Scan the records below. List lines holding "рівень".

Figure record listings:
------------
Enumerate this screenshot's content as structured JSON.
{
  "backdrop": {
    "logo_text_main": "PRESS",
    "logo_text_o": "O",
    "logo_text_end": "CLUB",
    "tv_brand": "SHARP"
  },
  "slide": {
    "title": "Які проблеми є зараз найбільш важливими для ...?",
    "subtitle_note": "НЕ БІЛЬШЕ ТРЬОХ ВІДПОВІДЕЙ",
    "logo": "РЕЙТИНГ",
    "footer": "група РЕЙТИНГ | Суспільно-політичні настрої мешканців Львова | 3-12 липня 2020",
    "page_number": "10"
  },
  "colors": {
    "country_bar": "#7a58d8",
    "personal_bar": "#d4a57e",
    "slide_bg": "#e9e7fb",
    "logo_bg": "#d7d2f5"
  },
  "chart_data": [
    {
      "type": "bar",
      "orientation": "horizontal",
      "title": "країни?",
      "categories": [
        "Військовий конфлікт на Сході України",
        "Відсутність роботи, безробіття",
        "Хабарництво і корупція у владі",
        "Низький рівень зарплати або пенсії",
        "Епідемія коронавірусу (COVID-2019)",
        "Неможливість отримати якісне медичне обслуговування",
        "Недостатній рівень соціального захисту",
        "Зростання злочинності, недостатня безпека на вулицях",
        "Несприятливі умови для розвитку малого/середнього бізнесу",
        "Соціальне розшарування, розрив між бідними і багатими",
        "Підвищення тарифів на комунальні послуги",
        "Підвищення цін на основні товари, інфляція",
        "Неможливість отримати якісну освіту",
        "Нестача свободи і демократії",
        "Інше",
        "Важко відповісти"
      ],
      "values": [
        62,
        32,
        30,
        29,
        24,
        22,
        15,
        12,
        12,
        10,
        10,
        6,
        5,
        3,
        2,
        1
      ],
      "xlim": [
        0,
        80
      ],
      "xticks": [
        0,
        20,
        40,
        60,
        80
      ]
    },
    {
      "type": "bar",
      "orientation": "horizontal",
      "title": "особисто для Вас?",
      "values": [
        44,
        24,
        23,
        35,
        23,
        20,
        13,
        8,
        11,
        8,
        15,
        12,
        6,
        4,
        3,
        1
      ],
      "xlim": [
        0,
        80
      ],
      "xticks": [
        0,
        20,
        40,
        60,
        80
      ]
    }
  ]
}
------------
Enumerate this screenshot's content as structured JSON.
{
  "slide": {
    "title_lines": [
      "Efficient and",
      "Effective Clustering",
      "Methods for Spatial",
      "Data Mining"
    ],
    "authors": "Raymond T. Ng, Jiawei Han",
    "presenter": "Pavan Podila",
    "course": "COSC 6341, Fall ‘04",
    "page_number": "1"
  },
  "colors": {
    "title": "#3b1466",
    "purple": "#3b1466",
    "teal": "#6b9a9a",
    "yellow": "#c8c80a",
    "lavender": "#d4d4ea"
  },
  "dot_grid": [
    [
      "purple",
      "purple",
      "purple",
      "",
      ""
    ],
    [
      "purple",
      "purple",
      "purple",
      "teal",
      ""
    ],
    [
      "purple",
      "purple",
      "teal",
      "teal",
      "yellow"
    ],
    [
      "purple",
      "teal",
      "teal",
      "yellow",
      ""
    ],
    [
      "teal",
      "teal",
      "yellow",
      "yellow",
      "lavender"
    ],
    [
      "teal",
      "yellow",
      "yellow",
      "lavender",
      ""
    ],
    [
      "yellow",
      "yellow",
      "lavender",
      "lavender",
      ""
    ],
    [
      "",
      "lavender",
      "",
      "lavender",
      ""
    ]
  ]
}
------------
• _Response to this task_
        "Низький рівень зарплати або пенсії",
        "Недостатній рівень соціального захисту",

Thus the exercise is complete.